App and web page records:
== Segment start ==

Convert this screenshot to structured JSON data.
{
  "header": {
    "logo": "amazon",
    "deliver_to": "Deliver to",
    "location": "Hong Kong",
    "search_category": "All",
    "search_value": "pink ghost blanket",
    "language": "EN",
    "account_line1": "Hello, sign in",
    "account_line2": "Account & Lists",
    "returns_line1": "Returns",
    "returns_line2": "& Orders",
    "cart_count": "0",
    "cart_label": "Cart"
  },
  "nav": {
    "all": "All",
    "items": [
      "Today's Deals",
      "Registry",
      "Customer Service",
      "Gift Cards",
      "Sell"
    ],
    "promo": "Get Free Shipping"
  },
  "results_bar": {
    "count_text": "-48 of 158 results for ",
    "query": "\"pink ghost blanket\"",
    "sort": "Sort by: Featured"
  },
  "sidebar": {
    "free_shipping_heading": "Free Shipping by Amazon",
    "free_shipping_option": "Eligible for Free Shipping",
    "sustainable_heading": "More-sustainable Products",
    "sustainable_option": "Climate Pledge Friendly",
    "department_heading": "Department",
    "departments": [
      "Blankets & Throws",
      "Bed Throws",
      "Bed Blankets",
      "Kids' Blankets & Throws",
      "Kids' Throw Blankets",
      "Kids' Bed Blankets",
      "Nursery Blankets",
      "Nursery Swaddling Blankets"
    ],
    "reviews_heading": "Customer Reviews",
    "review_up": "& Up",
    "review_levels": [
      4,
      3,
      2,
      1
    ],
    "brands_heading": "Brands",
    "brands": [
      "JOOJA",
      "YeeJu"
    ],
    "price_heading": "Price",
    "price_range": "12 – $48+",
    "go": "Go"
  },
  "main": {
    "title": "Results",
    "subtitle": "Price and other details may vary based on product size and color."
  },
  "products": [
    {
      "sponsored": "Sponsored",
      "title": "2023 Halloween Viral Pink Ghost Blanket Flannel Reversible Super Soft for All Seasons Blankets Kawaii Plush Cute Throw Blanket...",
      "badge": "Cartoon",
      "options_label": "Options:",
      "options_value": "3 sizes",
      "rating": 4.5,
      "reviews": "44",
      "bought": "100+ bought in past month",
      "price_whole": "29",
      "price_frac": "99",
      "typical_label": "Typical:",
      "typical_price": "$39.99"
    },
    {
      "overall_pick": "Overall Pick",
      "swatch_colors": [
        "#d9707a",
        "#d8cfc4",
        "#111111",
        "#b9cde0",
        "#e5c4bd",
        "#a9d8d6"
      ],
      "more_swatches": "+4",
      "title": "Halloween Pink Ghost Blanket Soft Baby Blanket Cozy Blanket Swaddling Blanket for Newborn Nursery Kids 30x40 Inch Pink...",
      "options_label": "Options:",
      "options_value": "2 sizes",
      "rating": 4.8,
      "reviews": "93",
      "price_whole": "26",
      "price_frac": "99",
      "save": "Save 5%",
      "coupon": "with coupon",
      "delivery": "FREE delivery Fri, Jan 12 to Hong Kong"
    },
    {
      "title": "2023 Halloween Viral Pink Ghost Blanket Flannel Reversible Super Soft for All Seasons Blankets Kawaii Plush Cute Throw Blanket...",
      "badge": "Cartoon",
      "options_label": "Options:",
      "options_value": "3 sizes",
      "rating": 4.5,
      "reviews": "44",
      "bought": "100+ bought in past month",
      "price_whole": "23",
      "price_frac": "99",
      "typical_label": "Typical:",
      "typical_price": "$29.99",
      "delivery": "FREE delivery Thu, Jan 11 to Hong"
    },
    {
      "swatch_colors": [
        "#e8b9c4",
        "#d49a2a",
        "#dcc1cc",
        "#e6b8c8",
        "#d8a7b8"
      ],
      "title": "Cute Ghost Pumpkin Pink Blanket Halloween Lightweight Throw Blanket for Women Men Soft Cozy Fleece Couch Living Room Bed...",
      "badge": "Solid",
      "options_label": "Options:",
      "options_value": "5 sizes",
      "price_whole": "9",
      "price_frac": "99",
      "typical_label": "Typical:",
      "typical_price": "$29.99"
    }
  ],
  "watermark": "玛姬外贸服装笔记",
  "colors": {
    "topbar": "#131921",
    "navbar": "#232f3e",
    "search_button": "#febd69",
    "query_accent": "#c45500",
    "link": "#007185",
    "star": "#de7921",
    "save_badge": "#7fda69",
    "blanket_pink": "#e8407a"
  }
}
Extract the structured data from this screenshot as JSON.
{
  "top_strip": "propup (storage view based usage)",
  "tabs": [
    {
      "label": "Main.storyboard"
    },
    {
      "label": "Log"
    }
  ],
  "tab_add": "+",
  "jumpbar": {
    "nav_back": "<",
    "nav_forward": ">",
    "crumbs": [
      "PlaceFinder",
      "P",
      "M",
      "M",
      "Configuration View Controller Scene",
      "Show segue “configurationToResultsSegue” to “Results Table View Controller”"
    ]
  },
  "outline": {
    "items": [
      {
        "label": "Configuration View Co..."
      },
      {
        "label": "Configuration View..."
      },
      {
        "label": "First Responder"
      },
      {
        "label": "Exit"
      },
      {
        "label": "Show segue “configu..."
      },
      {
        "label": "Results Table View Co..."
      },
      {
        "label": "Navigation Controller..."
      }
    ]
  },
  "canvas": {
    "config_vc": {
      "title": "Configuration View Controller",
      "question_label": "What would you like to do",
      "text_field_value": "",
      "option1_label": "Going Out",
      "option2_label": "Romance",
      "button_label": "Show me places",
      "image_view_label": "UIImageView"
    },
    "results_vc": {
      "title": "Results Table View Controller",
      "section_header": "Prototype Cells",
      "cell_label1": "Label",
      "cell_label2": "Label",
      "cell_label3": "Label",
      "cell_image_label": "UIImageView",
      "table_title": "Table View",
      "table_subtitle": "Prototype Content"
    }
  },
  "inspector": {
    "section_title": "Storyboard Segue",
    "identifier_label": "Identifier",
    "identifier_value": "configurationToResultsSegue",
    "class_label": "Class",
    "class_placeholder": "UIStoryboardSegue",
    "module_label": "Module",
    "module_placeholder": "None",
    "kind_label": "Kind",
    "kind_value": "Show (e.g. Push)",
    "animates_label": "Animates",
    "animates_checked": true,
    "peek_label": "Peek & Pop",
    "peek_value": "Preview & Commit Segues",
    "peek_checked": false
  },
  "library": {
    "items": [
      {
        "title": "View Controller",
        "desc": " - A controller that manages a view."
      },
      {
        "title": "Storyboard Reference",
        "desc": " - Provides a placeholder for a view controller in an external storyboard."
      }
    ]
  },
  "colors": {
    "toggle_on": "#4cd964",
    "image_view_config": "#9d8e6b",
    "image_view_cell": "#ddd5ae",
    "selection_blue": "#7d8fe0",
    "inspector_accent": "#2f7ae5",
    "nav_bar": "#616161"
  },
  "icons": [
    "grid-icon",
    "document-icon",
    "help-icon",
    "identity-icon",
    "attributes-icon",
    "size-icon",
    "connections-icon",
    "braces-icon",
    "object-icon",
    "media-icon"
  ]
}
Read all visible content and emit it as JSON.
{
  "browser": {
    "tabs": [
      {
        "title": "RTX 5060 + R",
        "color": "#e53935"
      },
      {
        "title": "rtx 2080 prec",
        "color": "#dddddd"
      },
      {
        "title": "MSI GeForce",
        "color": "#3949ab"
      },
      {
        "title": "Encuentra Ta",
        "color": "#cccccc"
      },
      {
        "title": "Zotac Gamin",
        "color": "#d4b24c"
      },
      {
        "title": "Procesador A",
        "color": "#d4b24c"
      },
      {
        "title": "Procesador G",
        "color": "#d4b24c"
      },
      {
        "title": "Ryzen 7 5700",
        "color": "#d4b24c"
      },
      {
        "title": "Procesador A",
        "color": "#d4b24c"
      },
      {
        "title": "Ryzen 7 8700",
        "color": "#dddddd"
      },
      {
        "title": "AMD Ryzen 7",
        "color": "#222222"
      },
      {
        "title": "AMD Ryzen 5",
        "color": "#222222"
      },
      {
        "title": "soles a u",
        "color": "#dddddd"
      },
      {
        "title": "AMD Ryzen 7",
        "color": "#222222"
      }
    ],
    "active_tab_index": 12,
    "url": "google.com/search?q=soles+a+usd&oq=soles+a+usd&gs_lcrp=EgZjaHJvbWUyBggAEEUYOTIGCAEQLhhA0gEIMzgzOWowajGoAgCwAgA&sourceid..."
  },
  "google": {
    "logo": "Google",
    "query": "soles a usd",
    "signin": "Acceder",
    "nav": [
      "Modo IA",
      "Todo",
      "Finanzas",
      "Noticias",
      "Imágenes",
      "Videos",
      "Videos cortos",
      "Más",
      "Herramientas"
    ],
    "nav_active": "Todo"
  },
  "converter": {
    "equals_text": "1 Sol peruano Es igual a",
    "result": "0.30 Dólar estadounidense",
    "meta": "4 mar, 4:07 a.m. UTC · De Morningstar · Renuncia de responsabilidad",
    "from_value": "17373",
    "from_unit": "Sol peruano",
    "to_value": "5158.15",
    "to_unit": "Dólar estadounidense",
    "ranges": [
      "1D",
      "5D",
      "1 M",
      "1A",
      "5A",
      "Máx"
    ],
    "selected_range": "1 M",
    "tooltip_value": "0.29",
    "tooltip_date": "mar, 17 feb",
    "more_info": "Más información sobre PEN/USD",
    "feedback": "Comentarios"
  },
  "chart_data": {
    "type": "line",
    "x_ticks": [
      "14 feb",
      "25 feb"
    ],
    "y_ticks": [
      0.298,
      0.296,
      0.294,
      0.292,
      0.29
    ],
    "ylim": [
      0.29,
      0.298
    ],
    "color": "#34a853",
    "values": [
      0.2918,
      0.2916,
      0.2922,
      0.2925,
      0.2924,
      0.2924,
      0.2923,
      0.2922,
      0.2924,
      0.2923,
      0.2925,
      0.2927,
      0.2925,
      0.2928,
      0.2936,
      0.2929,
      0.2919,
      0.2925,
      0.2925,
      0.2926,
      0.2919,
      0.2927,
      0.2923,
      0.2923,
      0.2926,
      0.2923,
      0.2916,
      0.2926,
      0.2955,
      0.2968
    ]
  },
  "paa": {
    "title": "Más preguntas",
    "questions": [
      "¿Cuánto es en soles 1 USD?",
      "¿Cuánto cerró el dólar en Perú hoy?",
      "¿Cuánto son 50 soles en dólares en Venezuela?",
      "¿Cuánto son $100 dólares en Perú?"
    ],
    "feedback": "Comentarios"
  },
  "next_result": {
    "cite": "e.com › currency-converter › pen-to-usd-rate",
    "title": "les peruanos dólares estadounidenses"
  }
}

== Segment end ==

__YOUR GOAL__
Look through the entries above and copy each line that has "converter" in it.

__TASK RESULT__
  "converter": {
    "cite": "e.com › currency-converter › pen-to-usd-rate",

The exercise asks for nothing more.